Task to complete:
Give the count of lines holding the string "JSON" and nothing else.

Data extract:
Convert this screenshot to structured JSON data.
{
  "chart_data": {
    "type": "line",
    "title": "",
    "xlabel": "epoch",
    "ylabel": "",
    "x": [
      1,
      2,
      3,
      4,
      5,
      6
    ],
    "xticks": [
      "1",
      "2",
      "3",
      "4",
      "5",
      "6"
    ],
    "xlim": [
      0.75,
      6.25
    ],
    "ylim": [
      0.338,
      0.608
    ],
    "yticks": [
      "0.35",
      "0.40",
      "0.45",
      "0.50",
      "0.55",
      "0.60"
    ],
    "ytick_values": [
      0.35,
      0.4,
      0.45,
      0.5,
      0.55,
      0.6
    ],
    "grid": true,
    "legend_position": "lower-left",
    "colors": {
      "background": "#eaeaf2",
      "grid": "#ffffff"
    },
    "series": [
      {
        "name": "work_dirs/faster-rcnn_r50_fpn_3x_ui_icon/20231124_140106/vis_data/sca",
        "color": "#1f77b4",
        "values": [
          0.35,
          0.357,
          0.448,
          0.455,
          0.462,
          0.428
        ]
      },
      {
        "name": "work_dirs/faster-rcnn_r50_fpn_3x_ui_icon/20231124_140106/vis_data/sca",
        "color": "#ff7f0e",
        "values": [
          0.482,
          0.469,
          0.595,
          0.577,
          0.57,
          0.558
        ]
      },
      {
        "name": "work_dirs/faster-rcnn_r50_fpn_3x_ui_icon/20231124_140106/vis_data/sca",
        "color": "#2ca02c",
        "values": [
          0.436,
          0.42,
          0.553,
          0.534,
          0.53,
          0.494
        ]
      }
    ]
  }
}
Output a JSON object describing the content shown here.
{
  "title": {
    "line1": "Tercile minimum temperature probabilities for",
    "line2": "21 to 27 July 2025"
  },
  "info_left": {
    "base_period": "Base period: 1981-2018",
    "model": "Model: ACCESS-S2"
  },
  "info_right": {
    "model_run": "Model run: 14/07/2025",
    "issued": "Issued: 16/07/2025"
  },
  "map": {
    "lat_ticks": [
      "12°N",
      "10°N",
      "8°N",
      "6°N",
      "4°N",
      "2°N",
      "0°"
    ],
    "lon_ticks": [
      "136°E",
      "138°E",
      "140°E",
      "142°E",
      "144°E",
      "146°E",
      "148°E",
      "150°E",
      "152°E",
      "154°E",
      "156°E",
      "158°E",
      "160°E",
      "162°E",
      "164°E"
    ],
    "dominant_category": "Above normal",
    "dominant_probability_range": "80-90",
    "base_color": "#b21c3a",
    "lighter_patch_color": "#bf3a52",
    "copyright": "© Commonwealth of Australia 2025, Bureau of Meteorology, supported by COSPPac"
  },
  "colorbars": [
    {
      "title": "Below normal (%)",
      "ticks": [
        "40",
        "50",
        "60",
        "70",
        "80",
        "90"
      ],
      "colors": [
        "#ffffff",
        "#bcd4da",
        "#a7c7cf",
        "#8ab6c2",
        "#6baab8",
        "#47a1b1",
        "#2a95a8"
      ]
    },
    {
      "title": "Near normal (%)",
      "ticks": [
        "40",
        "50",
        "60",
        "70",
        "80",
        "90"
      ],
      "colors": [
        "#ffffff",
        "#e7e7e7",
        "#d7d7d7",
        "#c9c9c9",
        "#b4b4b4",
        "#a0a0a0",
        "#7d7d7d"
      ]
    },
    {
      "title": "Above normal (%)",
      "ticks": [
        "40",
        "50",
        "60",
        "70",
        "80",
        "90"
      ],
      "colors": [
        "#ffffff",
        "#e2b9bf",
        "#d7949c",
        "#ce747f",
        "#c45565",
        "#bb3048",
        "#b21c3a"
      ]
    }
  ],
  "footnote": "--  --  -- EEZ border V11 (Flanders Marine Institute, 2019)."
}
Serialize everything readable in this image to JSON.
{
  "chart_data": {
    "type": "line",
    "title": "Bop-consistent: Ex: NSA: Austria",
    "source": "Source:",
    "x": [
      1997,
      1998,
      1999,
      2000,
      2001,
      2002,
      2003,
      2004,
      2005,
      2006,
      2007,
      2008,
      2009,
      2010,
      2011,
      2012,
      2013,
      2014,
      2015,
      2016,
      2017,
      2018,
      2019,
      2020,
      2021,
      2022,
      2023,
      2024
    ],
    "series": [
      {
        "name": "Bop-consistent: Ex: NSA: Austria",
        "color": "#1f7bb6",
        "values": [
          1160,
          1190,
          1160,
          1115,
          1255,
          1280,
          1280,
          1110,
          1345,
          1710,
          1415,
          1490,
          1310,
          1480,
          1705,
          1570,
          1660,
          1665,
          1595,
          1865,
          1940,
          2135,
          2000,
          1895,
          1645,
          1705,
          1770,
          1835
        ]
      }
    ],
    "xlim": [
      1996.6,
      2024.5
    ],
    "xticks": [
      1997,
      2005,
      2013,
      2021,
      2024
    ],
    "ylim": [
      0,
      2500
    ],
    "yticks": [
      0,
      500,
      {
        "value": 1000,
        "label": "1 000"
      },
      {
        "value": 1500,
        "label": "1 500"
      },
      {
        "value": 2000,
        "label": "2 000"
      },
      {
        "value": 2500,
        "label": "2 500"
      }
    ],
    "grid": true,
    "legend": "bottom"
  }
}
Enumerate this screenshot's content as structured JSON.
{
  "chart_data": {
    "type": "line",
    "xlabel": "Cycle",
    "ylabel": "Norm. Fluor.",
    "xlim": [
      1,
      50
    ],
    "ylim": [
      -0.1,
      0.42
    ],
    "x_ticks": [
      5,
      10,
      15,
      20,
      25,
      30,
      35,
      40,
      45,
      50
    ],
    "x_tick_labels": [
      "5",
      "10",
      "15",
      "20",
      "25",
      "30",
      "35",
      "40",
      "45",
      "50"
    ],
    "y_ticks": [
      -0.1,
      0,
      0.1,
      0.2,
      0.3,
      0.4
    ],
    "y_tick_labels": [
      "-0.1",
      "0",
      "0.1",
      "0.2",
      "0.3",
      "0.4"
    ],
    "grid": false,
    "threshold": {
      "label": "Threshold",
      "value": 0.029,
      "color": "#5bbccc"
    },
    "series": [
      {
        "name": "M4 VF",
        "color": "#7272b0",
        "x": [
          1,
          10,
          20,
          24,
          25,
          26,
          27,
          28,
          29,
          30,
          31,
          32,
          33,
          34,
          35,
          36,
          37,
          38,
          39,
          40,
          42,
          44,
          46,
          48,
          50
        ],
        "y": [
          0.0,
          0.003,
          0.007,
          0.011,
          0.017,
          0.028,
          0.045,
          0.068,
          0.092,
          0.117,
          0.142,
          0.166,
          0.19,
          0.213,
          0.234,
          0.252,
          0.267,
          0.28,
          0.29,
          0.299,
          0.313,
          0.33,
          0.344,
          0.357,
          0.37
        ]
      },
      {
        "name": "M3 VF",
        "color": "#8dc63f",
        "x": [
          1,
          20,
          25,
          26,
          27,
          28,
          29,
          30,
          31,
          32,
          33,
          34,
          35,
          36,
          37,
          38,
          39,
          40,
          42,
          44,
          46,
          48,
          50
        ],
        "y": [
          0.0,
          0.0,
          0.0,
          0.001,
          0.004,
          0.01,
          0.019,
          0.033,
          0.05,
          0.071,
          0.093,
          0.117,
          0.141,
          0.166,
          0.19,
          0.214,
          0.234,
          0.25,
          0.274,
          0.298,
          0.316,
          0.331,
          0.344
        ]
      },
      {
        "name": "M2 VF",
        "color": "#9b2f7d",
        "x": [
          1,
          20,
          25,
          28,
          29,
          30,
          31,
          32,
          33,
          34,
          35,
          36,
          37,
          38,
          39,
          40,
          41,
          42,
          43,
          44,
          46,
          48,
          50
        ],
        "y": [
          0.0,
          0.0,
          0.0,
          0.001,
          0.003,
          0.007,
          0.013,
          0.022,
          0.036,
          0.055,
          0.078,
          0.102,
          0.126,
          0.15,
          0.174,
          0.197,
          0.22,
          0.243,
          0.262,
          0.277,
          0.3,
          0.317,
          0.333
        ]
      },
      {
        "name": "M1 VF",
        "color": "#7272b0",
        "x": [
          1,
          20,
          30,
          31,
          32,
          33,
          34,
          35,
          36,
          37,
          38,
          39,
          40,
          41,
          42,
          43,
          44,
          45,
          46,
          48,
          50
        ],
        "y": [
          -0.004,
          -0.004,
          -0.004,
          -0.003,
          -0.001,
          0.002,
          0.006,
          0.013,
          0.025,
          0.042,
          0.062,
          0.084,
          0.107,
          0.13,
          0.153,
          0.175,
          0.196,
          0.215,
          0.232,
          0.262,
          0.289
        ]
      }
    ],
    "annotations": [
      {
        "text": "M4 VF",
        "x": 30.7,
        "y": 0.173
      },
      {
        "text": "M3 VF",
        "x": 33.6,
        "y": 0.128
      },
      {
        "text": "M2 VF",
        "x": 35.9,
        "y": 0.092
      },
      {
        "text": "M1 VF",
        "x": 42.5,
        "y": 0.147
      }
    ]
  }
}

Result:
4